--- Begin GIVEN DATA ---
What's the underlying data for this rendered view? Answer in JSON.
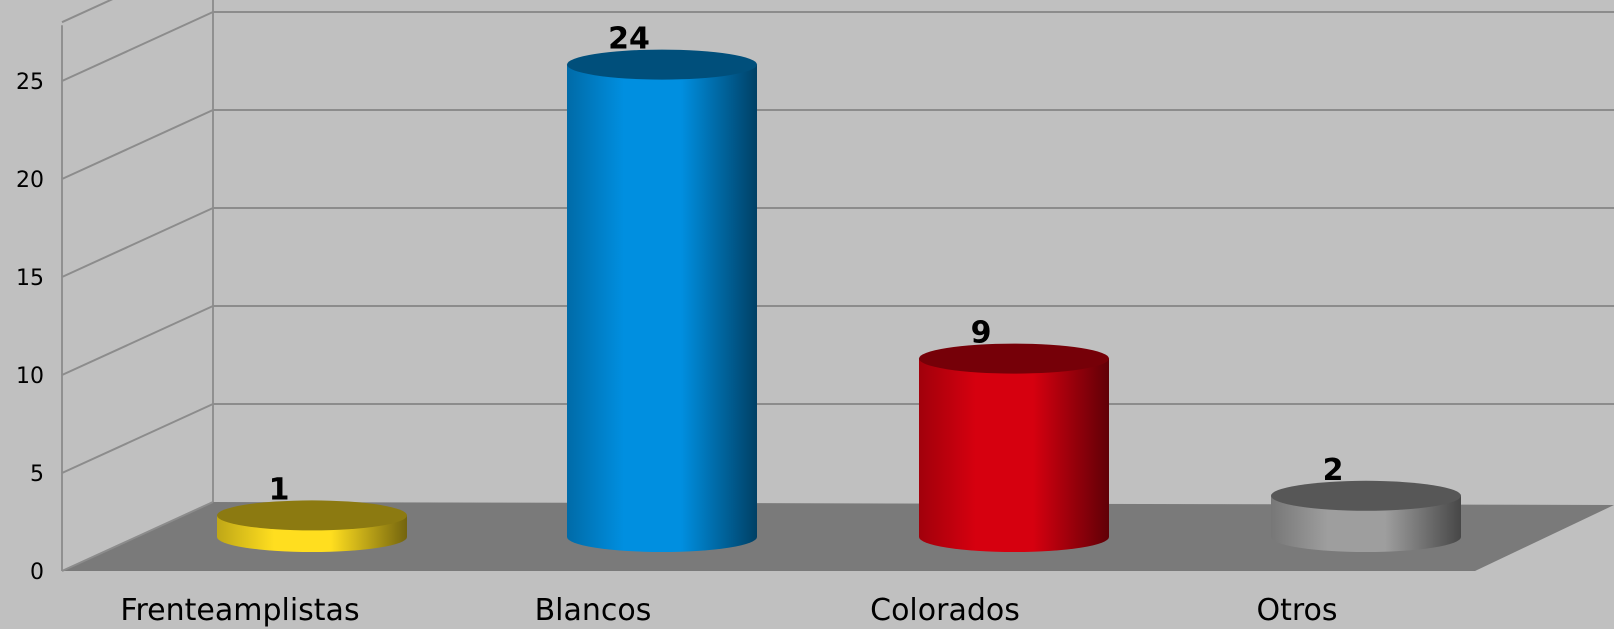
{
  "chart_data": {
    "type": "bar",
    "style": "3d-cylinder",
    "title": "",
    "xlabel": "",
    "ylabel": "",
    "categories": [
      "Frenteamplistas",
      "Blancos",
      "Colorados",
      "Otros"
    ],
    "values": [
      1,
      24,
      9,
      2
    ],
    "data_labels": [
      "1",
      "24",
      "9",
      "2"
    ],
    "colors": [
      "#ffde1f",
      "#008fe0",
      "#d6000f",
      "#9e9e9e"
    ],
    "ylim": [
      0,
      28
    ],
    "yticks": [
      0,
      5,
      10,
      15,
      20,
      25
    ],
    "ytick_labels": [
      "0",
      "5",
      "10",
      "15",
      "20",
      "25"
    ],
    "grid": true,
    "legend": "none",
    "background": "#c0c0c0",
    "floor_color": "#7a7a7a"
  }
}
--- End GIVEN DATA ---
--- Begin GIVEN DATA ---
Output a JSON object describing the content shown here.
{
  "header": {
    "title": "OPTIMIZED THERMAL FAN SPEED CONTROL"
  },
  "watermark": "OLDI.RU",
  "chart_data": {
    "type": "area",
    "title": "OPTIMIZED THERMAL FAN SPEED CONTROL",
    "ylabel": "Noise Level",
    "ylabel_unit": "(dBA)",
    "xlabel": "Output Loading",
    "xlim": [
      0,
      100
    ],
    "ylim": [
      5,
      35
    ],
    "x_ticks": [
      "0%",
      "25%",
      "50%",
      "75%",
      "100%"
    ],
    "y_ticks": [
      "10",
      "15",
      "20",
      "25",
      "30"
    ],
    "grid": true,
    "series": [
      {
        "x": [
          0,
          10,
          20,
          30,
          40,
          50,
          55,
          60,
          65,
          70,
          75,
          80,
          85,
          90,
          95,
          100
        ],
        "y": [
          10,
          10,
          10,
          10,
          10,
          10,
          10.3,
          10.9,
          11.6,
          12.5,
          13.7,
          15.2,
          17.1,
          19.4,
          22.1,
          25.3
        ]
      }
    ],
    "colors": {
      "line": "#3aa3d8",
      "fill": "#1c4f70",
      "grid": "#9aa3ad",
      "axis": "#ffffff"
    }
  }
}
--- End GIVEN DATA ---
■ TASK TO CARRY OUT ■
Extract, from the listing above, every line where the string "SPEED" occurs.

■ OUTPUT OF THE TASK ■
    "title": "OPTIMIZED THERMAL FAN SPEED CONTROL"
    "title": "OPTIMIZED THERMAL FAN SPEED CONTROL",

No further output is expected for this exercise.